§ What to produce
Determine how many lines in the data below contain "теоретический" and write only that number.

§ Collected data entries

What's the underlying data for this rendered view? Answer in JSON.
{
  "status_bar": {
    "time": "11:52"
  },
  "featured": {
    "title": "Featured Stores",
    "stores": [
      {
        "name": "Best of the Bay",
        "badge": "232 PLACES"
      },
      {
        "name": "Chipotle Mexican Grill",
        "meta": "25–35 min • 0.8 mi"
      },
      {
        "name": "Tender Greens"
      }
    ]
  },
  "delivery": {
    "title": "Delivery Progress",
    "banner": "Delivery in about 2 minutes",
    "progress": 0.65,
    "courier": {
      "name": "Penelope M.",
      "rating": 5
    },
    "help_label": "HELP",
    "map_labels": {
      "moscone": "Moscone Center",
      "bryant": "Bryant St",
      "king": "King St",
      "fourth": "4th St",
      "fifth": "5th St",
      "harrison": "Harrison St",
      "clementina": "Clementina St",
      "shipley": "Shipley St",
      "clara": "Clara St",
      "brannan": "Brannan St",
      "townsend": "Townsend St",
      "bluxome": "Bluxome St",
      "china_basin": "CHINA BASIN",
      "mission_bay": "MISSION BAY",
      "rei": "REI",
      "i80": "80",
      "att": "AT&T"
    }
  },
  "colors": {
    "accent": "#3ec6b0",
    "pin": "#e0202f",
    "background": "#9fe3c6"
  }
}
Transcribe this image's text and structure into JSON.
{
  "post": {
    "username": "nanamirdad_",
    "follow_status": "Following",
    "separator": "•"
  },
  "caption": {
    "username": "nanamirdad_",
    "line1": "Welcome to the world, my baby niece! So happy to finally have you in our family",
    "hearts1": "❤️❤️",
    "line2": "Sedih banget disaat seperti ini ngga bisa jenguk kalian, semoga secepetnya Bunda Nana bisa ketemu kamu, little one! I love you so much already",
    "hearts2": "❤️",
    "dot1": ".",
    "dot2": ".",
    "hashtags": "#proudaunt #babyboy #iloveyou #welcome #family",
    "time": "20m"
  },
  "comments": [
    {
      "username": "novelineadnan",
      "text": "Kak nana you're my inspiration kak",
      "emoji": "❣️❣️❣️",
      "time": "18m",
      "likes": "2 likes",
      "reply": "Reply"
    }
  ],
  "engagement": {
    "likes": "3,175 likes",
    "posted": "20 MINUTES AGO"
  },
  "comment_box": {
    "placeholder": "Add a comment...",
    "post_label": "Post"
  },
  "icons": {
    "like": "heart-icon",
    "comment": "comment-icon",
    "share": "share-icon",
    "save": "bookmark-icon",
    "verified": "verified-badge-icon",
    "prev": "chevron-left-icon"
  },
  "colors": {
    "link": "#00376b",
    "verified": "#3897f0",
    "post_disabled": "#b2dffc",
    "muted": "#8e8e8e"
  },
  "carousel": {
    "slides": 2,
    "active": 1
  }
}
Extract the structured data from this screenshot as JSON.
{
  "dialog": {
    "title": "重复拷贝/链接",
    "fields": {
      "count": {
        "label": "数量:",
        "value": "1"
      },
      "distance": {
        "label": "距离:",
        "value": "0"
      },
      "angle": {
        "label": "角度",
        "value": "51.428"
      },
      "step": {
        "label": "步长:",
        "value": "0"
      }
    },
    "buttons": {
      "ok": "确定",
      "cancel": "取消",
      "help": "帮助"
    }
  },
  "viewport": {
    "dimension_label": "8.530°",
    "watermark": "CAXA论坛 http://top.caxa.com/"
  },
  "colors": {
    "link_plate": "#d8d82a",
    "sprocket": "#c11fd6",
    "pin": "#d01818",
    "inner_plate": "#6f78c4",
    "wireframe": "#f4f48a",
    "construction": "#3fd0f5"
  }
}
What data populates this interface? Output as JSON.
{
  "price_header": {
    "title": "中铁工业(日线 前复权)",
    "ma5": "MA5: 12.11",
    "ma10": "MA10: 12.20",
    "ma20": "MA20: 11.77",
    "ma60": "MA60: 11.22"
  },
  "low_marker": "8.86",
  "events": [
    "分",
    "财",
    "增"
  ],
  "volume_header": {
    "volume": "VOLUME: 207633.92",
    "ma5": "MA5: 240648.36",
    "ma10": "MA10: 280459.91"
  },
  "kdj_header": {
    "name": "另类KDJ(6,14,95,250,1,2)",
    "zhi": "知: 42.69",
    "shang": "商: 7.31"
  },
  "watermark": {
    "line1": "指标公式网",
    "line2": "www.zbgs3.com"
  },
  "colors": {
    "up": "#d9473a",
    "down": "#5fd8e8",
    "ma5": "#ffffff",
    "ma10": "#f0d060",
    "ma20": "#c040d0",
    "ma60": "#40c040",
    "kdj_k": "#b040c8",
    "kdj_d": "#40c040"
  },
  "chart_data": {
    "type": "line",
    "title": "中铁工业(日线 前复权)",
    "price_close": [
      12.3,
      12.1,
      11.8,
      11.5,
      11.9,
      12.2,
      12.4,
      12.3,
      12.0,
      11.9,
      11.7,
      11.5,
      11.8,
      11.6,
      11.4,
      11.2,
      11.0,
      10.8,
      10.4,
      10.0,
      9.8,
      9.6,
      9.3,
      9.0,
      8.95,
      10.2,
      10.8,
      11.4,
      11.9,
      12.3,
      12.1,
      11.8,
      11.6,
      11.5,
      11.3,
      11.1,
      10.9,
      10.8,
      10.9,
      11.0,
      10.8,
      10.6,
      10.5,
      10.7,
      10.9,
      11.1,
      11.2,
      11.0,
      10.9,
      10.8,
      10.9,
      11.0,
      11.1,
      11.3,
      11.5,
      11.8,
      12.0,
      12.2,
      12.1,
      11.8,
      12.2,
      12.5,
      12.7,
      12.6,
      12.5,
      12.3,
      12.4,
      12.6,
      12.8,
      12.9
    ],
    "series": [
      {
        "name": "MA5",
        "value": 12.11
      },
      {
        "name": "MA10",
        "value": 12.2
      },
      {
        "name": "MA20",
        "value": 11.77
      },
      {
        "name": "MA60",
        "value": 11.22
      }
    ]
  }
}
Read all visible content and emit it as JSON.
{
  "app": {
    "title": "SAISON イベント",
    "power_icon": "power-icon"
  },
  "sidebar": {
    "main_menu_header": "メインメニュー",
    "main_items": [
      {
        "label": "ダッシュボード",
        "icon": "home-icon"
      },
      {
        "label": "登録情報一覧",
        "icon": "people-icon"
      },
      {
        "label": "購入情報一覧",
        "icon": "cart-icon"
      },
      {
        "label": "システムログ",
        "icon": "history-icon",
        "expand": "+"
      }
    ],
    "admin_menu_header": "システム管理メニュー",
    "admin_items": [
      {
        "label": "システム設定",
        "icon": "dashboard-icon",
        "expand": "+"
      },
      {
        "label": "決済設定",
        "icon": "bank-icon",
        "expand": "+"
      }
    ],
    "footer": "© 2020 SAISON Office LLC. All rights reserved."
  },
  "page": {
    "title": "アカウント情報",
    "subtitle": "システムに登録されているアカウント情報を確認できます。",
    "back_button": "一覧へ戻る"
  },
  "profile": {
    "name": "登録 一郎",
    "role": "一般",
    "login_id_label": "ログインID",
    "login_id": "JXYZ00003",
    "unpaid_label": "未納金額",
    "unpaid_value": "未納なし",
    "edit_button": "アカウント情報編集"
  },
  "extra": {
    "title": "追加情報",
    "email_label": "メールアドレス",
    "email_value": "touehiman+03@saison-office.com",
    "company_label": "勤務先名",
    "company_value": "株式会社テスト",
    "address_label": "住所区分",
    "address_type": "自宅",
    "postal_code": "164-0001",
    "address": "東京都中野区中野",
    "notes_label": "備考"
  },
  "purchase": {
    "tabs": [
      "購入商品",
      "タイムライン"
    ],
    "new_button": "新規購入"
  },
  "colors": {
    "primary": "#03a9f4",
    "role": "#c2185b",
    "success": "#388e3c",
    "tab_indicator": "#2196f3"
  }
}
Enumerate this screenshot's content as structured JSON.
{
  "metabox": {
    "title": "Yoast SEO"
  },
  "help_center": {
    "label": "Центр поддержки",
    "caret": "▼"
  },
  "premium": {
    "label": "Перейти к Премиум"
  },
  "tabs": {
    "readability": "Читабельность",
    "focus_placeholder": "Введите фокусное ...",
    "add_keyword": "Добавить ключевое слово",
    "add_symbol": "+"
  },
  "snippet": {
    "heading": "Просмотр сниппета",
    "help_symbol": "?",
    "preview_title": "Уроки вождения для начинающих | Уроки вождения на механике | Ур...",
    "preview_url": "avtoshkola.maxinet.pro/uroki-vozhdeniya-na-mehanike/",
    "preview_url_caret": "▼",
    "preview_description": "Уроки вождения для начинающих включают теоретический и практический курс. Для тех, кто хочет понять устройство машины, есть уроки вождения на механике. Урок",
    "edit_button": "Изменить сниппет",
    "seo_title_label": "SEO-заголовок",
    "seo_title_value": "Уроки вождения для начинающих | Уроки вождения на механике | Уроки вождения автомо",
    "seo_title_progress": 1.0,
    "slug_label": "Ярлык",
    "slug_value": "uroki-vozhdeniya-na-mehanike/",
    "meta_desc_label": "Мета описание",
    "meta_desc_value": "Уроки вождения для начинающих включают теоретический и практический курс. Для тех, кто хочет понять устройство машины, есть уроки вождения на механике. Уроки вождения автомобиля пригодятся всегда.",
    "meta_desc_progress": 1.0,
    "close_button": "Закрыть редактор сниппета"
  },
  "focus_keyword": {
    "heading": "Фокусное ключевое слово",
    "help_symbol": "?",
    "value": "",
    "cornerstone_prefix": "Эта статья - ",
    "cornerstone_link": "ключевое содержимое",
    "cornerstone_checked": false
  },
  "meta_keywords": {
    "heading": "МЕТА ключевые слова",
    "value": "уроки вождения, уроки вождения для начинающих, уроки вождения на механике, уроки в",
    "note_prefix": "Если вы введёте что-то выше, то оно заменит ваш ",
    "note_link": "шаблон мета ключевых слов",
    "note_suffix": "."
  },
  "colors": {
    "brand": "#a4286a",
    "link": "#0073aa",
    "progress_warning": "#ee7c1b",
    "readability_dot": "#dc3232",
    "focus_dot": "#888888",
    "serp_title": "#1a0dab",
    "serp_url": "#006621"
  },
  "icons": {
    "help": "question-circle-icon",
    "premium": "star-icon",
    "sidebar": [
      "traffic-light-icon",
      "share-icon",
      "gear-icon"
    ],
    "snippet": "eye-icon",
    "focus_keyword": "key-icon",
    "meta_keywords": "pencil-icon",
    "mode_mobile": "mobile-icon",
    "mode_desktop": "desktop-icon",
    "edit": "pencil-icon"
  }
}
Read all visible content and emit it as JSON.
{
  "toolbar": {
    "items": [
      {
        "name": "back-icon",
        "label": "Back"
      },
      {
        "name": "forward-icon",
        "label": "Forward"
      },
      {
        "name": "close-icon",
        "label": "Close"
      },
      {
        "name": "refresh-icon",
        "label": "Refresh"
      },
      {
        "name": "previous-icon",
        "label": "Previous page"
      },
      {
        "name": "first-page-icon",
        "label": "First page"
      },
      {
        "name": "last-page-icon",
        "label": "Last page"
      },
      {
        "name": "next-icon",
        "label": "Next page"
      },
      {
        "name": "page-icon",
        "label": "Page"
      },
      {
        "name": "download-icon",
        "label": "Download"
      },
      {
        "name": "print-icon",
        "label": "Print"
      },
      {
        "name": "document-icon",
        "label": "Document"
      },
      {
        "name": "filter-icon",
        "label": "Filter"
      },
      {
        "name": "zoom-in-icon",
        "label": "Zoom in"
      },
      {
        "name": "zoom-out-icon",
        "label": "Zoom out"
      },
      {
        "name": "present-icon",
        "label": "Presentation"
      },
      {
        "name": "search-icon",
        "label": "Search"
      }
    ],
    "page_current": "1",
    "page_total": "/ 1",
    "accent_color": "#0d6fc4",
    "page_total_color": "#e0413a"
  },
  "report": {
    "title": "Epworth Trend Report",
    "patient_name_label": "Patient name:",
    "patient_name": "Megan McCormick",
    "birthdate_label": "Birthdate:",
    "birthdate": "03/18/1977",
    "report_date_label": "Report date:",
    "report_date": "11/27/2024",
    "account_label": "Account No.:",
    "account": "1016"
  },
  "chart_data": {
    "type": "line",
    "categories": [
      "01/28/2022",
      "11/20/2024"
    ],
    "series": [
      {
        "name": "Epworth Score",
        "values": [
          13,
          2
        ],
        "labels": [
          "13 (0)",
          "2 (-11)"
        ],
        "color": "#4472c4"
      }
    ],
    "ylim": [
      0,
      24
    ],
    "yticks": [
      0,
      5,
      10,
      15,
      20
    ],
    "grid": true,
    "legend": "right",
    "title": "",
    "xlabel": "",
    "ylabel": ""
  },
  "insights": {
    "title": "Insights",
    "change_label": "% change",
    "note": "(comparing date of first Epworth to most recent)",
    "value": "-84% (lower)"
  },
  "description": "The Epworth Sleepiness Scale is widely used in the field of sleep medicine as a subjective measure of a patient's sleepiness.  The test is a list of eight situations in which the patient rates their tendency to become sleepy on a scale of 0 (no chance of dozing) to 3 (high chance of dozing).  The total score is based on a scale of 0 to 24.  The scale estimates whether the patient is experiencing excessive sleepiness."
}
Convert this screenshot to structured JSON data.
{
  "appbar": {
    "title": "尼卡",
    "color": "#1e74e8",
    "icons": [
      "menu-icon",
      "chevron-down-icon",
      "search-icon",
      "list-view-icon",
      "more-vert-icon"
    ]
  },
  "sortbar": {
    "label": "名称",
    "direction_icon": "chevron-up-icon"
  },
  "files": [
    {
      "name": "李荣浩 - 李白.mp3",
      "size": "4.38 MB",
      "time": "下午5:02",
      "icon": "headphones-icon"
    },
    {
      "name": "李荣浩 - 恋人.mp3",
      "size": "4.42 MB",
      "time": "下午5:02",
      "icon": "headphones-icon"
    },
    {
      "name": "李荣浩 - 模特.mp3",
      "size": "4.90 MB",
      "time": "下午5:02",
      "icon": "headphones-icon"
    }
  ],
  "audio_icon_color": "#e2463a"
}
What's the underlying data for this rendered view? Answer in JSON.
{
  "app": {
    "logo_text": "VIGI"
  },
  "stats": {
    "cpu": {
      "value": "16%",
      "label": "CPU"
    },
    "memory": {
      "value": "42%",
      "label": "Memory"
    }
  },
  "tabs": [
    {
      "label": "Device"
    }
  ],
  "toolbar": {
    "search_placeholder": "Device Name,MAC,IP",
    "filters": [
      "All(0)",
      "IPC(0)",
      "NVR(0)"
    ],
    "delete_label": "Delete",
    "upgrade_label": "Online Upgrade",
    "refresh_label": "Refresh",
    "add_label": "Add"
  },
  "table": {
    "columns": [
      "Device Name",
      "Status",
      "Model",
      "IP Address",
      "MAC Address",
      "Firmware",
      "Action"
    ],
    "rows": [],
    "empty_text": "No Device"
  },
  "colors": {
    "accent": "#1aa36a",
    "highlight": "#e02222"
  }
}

§ Response to this task
2